# WHAT IS EXPECTED
Search the data below for "Firmware"; list each line that holds it.

# GIVEN INFORMATION
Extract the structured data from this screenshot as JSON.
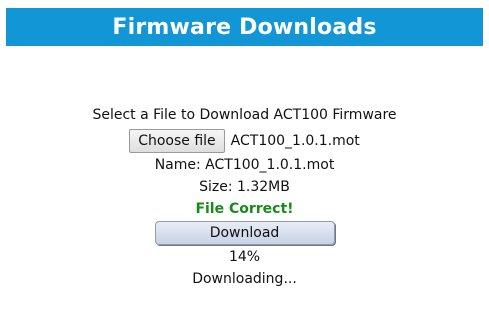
{
  "header": {
    "title": "Firmware Downloads"
  },
  "form": {
    "prompt": "Select a File to Download ACT100 Firmware",
    "choose_file_label": "Choose file",
    "selected_file": "ACT100_1.0.1.mot",
    "name_label": "Name: ACT100_1.0.1.mot",
    "size_label": "Size:  1.32MB",
    "status": "File Correct!",
    "download_label": "Download",
    "progress_text": "14%",
    "state_text": "Downloading..."
  },
  "colors": {
    "header_bg": "#1296d6",
    "success": "#1a8a1a"
  }
}
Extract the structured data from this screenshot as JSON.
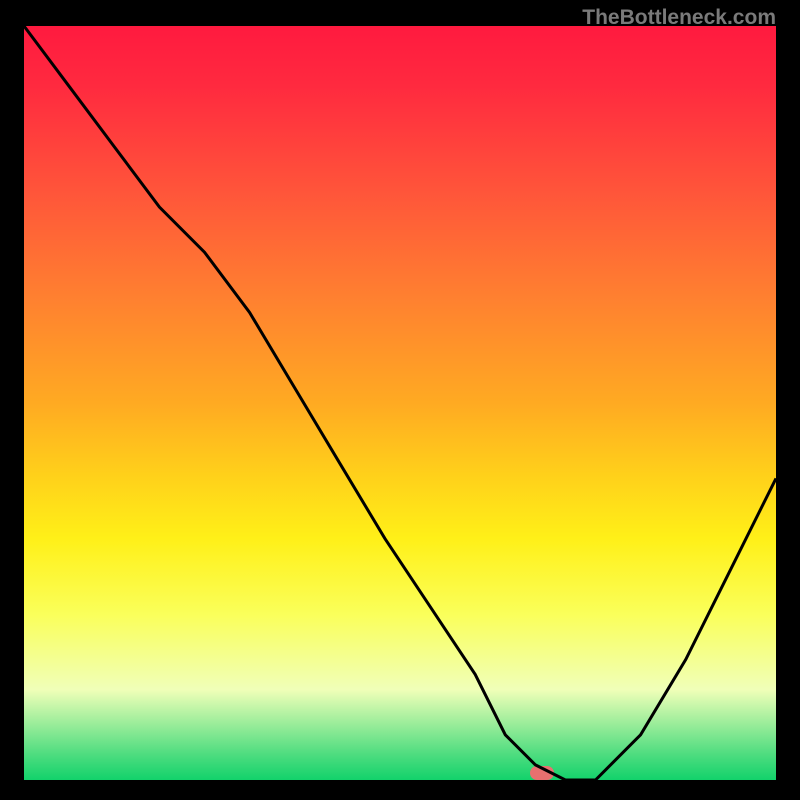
{
  "watermark": "TheBottleneck.com",
  "chart_data": {
    "type": "line",
    "title": "",
    "xlabel": "",
    "ylabel": "",
    "xlim": [
      0,
      100
    ],
    "ylim": [
      0,
      100
    ],
    "x": [
      0,
      6,
      12,
      18,
      24,
      30,
      36,
      42,
      48,
      54,
      60,
      64,
      68,
      72,
      76,
      82,
      88,
      94,
      100
    ],
    "values": [
      100,
      92,
      84,
      76,
      70,
      62,
      52,
      42,
      32,
      23,
      14,
      6,
      2,
      0,
      0,
      6,
      16,
      28,
      40
    ],
    "marker_x": 69,
    "gradient_stops": [
      {
        "pos": 0.0,
        "color": "#ff1a3f"
      },
      {
        "pos": 0.22,
        "color": "#ff553a"
      },
      {
        "pos": 0.5,
        "color": "#ffaa22"
      },
      {
        "pos": 0.68,
        "color": "#fff018"
      },
      {
        "pos": 0.88,
        "color": "#f0ffb8"
      },
      {
        "pos": 1.0,
        "color": "#12d26b"
      }
    ]
  }
}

# SOLUTION TO THIS EXERCISE
    "title": "Firmware Downloads"
    "prompt": "Select a File to Download ACT100 Firmware",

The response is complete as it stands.